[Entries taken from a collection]
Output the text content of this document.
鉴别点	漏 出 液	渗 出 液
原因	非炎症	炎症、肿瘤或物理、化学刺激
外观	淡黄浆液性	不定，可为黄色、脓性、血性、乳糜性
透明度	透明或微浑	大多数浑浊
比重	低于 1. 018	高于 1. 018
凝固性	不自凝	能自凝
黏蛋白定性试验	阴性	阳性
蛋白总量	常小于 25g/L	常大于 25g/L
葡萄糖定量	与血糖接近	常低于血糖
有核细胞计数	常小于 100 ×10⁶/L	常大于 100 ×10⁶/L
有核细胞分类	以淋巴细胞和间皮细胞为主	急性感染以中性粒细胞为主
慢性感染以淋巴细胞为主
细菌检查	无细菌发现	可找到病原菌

(STATED PROBLEM): All records above must be set down exactly, please.

(SOLVED PROBLEM):
Output the text content of this document.
鉴别点	漏 出 液	渗 出 液
原因	非炎症	炎症、肿瘤或物理、化学刺激
外观	淡黄浆液性	不定，可为黄色、脓性、血性、乳糜性
透明度	透明或微浑	大多数浑浊
比重	低于 1. 018	高于 1. 018
凝固性	不自凝	能自凝
黏蛋白定性试验	阴性	阳性
蛋白总量	常小于 25g/L	常大于 25g/L
葡萄糖定量	与血糖接近	常低于血糖
有核细胞计数	常小于 100 ×10⁶/L	常大于 100 ×10⁶/L
有核细胞分类	以淋巴细胞和间皮细胞为主	急性感染以中性粒细胞为主
慢性感染以淋巴细胞为主
细菌检查	无细菌发现	可找到病原菌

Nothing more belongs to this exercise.